- What is being asked -
All of the data that follows should be retyped exactly, please, except the pictures.
# start of Entries shown
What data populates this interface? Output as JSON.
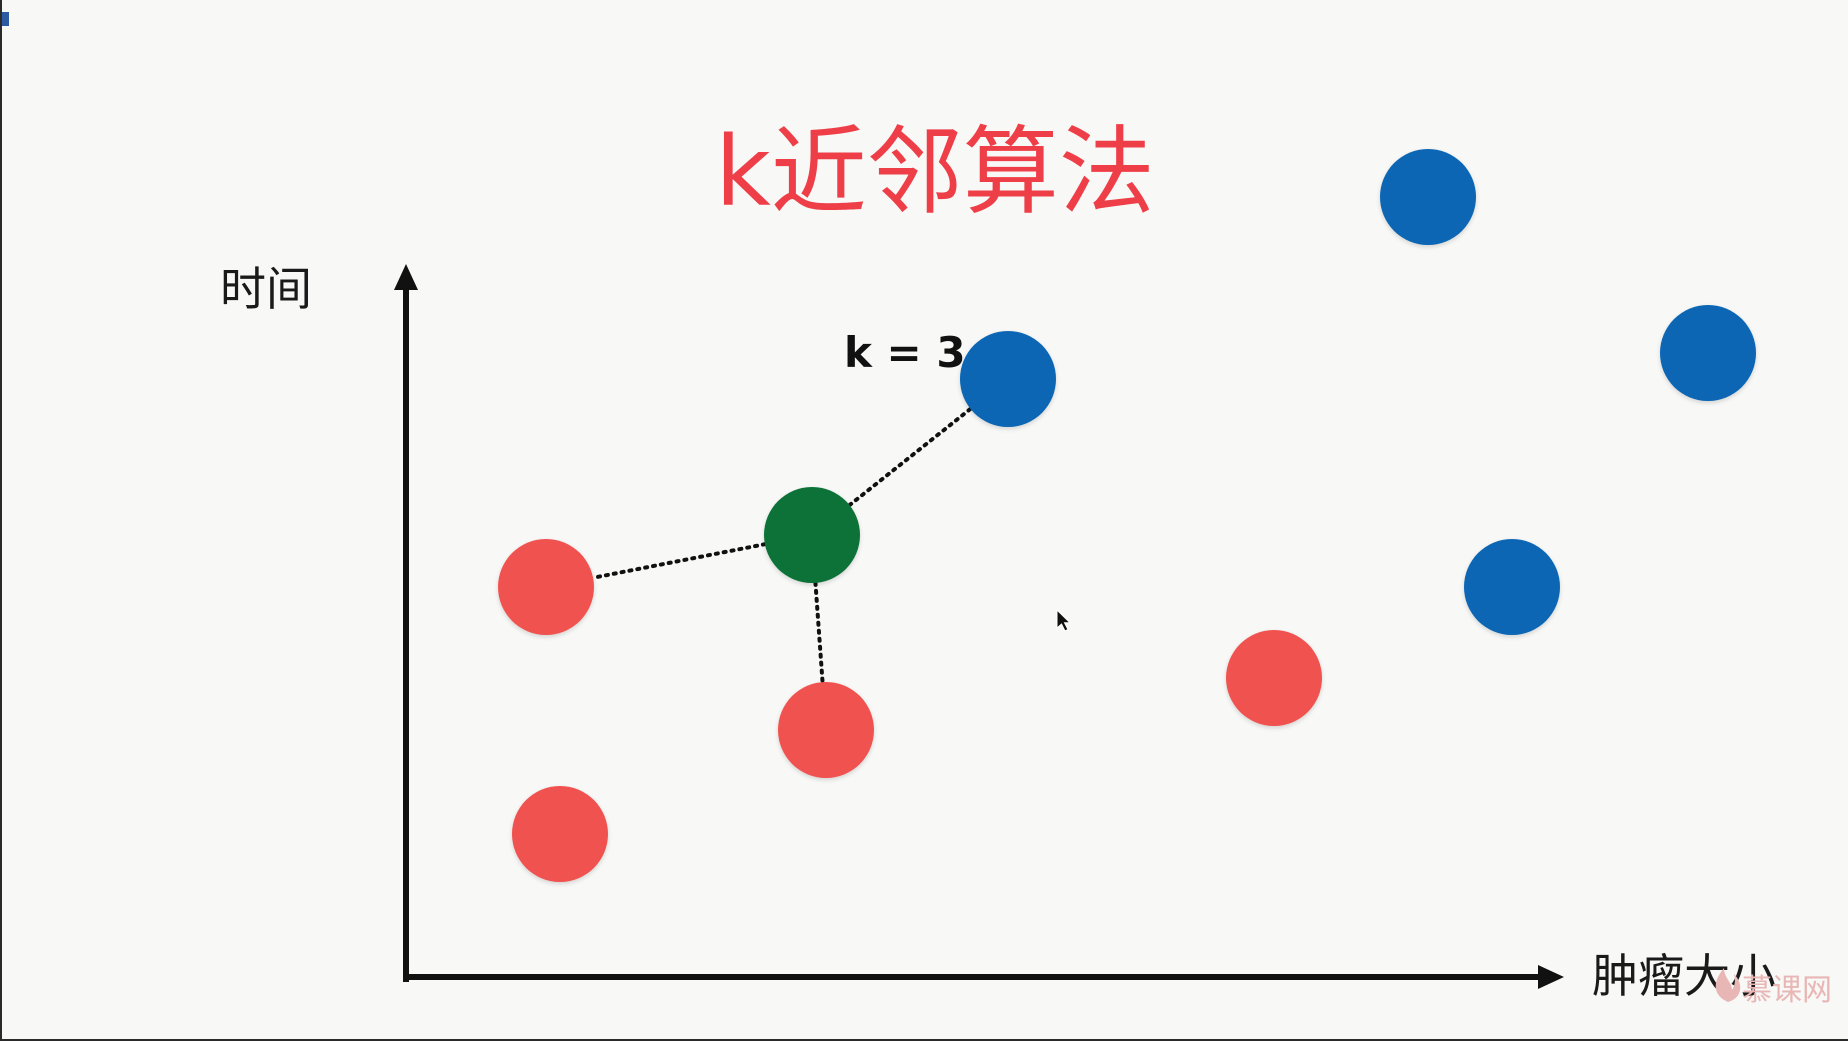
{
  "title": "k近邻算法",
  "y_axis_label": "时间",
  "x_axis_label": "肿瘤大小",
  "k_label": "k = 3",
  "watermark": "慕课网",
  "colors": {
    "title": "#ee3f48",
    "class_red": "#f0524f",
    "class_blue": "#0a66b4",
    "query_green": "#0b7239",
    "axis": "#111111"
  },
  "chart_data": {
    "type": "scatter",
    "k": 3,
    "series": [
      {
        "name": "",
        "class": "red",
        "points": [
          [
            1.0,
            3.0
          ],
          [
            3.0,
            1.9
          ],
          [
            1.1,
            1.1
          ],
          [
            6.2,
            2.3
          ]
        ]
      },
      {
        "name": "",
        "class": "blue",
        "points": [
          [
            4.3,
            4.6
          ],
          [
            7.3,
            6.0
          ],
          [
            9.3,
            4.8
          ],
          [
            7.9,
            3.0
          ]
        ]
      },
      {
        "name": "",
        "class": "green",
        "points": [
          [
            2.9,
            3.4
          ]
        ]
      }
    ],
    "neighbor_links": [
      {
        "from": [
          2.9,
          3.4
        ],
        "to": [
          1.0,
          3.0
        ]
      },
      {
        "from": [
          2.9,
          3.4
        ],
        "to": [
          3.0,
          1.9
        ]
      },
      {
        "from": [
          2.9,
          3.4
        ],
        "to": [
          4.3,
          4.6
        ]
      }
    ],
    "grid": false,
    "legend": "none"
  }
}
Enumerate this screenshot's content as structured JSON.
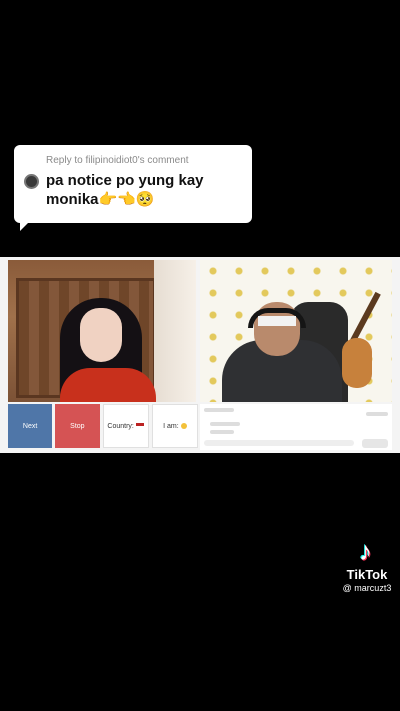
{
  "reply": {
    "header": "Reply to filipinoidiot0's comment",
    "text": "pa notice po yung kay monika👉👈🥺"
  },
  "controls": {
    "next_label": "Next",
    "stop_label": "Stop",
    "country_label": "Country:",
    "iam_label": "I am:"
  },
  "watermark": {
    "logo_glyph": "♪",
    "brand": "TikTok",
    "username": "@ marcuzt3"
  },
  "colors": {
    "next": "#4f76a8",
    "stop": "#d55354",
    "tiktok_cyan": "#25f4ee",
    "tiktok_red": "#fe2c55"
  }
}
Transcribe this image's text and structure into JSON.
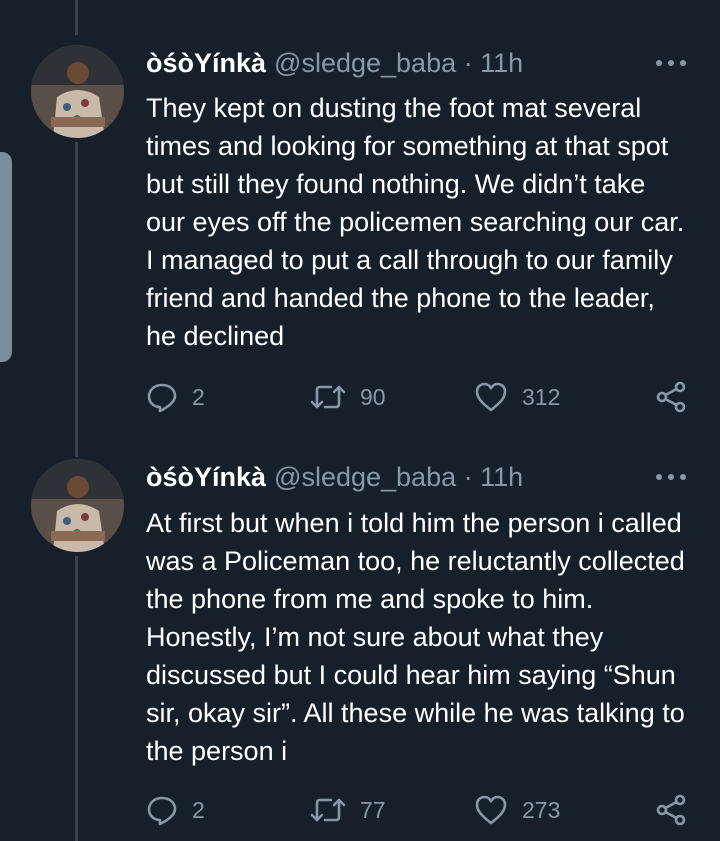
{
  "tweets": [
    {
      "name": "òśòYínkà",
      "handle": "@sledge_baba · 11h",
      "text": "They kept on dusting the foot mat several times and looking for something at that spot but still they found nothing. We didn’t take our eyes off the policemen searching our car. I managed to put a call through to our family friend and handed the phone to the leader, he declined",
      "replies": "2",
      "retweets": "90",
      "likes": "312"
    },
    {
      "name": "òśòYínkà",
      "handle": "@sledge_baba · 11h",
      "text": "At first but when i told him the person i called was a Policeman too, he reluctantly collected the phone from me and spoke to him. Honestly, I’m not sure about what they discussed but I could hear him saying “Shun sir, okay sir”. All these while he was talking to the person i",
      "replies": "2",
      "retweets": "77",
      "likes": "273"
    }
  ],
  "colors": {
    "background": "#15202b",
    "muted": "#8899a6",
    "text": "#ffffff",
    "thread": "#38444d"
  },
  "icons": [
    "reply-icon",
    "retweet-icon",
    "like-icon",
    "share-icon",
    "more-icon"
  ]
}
# end of Entries shown
- Exercise solution -
What data populates this interface? Output as JSON.
{
  "title": "k近邻算法",
  "y_axis_label": "时间",
  "x_axis_label": "肿瘤大小",
  "k_label": "k = 3",
  "watermark": "慕课网",
  "colors": {
    "title": "#ee3f48",
    "class_red": "#f0524f",
    "class_blue": "#0a66b4",
    "query_green": "#0b7239",
    "axis": "#111111"
  },
  "chart_data": {
    "type": "scatter",
    "k": 3,
    "series": [
      {
        "name": "",
        "class": "red",
        "points": [
          [
            1.0,
            3.0
          ],
          [
            3.0,
            1.9
          ],
          [
            1.1,
            1.1
          ],
          [
            6.2,
            2.3
          ]
        ]
      },
      {
        "name": "",
        "class": "blue",
        "points": [
          [
            4.3,
            4.6
          ],
          [
            7.3,
            6.0
          ],
          [
            9.3,
            4.8
          ],
          [
            7.9,
            3.0
          ]
        ]
      },
      {
        "name": "",
        "class": "green",
        "points": [
          [
            2.9,
            3.4
          ]
        ]
      }
    ],
    "neighbor_links": [
      {
        "from": [
          2.9,
          3.4
        ],
        "to": [
          1.0,
          3.0
        ]
      },
      {
        "from": [
          2.9,
          3.4
        ],
        "to": [
          3.0,
          1.9
        ]
      },
      {
        "from": [
          2.9,
          3.4
        ],
        "to": [
          4.3,
          4.6
        ]
      }
    ],
    "grid": false,
    "legend": "none"
  }
}
Enumerate this screenshot's content as structured JSON.
{
  "reply": {
    "header": "Reply to filipinoidiot0's comment",
    "text": "pa notice po yung kay monika👉👈🥺"
  },
  "controls": {
    "next_label": "Next",
    "stop_label": "Stop",
    "country_label": "Country:",
    "iam_label": "I am:"
  },
  "watermark": {
    "logo_glyph": "♪",
    "brand": "TikTok",
    "username": "@ marcuzt3"
  },
  "colors": {
    "next": "#4f76a8",
    "stop": "#d55354",
    "tiktok_cyan": "#25f4ee",
    "tiktok_red": "#fe2c55"
  }
}
Transcribe this image's text and structure into JSON.
{
  "tweets": [
    {
      "name": "òśòYínkà",
      "handle": "@sledge_baba · 11h",
      "text": "They kept on dusting the foot mat several times and looking for something at that spot but still they found nothing. We didn’t take our eyes off the policemen searching our car. I managed to put a call through to our family friend and handed the phone to the leader, he declined",
      "replies": "2",
      "retweets": "90",
      "likes": "312"
    },
    {
      "name": "òśòYínkà",
      "handle": "@sledge_baba · 11h",
      "text": "At first but when i told him the person i called was a Policeman too, he reluctantly collected the phone from me and spoke to him. Honestly, I’m not sure about what they discussed but I could hear him saying “Shun sir, okay sir”. All these while he was talking to the person i",
      "replies": "2",
      "retweets": "77",
      "likes": "273"
    }
  ],
  "colors": {
    "background": "#15202b",
    "muted": "#8899a6",
    "text": "#ffffff",
    "thread": "#38444d"
  },
  "icons": [
    "reply-icon",
    "retweet-icon",
    "like-icon",
    "share-icon",
    "more-icon"
  ]
}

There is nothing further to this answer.